SHORT EXERCISE: Among the lines of these entries, how many hold the word "思援弓缴而射之"? State only the number.

— start DATA —

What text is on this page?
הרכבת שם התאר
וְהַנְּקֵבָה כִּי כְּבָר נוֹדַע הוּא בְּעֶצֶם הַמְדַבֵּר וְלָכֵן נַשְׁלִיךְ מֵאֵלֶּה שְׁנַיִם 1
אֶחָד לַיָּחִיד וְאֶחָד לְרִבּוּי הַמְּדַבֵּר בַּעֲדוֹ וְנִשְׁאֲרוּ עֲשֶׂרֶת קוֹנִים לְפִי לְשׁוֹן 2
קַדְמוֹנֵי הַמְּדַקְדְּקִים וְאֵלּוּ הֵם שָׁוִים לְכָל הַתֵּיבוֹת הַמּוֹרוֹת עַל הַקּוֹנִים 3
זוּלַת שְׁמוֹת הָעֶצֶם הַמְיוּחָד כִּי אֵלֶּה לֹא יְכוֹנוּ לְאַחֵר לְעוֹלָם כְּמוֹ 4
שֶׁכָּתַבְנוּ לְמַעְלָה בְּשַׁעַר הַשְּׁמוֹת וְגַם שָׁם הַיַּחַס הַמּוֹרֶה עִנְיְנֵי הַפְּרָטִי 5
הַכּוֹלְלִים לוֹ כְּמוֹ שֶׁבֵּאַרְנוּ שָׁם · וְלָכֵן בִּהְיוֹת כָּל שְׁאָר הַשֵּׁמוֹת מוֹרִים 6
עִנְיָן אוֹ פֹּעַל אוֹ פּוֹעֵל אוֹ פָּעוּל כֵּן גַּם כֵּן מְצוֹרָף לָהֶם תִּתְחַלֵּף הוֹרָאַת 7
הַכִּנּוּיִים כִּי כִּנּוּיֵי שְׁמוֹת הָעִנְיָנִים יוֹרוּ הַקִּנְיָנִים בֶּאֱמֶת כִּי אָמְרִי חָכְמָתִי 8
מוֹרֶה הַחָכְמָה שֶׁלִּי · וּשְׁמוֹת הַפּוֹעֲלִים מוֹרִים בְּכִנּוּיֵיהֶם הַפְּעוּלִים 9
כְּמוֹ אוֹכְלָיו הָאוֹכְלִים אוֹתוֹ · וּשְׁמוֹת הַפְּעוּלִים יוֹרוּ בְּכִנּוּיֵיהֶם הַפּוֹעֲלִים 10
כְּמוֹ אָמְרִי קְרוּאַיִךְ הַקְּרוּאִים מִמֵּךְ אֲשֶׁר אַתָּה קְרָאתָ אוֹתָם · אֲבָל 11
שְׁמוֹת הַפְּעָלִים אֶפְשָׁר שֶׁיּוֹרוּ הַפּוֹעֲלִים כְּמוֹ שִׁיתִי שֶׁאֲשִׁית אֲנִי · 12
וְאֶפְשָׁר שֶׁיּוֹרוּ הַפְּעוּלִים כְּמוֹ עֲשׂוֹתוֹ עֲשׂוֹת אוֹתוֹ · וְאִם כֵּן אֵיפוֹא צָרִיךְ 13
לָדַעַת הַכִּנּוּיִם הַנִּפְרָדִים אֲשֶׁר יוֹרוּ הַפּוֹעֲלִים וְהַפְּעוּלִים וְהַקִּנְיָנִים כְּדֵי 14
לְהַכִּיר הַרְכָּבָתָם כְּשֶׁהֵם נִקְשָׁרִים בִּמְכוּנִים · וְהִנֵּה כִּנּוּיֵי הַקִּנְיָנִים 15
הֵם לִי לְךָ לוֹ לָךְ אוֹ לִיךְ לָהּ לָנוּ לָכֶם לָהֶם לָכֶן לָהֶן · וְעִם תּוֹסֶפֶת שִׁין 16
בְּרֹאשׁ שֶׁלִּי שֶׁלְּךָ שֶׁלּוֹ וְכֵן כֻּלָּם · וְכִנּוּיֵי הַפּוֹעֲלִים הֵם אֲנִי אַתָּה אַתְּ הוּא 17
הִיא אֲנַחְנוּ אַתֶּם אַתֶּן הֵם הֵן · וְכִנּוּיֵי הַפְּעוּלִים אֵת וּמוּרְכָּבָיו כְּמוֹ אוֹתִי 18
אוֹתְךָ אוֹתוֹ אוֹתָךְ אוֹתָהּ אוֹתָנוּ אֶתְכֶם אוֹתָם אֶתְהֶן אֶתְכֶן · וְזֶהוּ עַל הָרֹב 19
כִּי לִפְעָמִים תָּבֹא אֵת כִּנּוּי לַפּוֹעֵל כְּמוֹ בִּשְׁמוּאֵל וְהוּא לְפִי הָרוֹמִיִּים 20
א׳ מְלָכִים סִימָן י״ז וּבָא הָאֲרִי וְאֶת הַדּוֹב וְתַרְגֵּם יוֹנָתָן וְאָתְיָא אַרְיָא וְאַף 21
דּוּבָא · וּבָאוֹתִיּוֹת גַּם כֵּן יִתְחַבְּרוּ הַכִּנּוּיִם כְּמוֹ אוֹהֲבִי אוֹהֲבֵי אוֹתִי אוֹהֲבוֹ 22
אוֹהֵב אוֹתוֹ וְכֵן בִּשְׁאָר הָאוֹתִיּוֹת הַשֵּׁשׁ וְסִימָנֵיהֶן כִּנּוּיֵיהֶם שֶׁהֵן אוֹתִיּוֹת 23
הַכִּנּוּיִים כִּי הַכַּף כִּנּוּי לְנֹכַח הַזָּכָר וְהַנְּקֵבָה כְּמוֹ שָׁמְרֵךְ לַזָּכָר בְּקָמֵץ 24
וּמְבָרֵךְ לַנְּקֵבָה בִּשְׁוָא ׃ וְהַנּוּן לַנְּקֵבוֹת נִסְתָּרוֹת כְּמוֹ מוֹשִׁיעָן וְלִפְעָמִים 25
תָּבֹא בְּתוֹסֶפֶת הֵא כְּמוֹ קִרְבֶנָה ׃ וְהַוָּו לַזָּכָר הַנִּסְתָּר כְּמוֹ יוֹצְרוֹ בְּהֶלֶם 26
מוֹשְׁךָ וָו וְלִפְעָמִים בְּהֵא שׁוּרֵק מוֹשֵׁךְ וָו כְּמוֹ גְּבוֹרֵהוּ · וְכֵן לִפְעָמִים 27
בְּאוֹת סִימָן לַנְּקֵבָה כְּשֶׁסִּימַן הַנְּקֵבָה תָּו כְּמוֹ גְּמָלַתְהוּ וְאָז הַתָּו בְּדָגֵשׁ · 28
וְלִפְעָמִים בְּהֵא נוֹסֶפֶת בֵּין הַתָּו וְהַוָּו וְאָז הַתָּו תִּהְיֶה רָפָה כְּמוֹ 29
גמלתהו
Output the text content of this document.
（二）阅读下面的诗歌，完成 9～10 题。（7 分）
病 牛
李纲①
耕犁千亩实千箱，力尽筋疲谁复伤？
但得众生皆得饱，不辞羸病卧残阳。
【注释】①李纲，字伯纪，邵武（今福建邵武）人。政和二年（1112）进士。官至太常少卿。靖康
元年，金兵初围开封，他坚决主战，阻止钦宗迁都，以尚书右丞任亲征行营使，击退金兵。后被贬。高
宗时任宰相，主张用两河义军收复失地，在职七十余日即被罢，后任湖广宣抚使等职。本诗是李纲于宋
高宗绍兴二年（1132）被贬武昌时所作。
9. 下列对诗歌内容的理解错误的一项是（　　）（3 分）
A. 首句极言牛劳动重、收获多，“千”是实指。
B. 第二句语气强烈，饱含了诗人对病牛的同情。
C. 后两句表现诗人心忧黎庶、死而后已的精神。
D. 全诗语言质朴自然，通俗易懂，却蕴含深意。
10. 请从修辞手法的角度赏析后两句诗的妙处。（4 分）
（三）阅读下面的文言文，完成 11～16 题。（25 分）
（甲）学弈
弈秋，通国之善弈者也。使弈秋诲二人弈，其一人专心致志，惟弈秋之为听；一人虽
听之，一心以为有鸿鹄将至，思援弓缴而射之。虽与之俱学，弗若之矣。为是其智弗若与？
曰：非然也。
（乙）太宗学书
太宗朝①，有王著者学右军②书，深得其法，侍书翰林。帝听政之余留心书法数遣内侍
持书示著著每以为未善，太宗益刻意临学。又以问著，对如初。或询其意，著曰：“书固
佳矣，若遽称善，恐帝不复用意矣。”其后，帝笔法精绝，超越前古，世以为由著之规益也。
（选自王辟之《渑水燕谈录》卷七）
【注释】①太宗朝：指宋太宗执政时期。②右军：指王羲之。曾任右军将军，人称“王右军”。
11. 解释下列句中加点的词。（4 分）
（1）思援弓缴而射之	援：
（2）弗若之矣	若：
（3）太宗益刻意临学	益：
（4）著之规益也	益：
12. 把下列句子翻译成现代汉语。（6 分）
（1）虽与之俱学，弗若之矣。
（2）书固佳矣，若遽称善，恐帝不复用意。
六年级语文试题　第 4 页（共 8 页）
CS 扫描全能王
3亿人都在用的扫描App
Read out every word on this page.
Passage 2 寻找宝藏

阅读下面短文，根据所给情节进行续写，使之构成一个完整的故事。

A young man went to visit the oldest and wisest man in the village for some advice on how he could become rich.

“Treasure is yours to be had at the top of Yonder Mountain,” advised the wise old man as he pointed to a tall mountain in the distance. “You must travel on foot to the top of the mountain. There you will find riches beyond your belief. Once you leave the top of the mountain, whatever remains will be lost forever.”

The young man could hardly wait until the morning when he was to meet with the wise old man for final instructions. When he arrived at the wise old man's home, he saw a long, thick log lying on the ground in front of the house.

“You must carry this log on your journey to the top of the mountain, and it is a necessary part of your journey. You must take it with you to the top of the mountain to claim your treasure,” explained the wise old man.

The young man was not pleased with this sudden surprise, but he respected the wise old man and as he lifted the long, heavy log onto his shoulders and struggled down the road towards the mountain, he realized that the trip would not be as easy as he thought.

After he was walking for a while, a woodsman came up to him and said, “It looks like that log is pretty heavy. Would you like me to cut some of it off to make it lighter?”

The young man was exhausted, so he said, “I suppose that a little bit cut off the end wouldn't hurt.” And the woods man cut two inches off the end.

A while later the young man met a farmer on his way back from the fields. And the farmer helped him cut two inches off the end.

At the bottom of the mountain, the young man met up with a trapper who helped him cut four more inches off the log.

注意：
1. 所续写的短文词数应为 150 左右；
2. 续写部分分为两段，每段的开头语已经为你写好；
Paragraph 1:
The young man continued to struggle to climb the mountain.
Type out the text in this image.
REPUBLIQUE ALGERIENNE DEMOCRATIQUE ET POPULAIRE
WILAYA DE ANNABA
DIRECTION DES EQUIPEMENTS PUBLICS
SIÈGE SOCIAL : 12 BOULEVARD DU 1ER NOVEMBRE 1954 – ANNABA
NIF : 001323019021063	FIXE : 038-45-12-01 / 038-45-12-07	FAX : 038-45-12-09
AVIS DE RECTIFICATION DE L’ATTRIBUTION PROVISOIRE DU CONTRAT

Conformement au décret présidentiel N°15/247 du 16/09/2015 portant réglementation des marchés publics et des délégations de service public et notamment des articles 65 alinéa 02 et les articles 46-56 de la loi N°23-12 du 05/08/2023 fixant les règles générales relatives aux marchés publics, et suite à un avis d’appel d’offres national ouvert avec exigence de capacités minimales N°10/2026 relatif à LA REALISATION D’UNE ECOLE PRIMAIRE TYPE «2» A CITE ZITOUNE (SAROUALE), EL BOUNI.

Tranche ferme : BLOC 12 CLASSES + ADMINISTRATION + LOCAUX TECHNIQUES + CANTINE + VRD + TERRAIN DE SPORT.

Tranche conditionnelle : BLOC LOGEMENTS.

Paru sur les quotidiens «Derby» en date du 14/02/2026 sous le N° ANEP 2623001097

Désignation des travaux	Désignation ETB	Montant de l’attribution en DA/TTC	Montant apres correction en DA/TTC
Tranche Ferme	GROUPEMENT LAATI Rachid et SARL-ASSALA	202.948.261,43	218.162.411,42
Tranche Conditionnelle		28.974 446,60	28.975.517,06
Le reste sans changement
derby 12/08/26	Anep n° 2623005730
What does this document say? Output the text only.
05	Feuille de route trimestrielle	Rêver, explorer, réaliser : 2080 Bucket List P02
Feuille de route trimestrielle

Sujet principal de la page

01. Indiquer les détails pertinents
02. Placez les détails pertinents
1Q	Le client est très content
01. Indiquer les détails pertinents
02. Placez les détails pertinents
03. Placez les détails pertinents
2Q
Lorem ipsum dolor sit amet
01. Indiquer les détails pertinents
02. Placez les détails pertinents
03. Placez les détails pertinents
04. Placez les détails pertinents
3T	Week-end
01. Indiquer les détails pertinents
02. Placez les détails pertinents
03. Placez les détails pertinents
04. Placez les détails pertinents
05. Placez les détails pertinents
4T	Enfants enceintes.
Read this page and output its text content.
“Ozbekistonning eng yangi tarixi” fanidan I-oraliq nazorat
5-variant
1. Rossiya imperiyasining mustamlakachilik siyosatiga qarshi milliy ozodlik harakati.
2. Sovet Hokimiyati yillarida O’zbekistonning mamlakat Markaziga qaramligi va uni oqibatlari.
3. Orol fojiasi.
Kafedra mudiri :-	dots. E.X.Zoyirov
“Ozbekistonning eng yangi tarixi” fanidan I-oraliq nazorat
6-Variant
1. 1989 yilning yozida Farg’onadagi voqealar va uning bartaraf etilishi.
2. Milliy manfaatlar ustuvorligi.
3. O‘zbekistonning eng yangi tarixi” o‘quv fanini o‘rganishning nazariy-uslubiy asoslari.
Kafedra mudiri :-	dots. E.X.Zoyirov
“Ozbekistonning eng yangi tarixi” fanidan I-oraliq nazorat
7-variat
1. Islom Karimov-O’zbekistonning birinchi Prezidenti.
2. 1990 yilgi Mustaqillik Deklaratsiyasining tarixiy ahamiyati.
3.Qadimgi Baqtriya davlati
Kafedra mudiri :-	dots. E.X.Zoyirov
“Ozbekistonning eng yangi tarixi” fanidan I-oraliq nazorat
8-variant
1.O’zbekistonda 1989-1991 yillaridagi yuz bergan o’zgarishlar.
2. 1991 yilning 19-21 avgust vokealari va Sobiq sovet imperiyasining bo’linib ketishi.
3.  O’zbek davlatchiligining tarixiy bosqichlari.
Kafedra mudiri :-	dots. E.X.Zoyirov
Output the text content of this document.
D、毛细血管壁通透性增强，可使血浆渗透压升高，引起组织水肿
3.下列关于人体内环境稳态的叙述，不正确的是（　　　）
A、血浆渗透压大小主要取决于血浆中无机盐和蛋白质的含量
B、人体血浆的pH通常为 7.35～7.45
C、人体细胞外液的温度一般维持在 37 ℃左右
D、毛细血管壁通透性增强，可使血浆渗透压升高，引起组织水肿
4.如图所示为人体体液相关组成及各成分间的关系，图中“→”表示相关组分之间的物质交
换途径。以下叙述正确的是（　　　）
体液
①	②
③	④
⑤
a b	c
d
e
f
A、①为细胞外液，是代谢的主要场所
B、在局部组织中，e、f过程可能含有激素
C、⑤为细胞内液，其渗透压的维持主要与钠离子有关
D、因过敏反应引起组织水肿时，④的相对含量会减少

— end DATA —

TASK RESULT: 2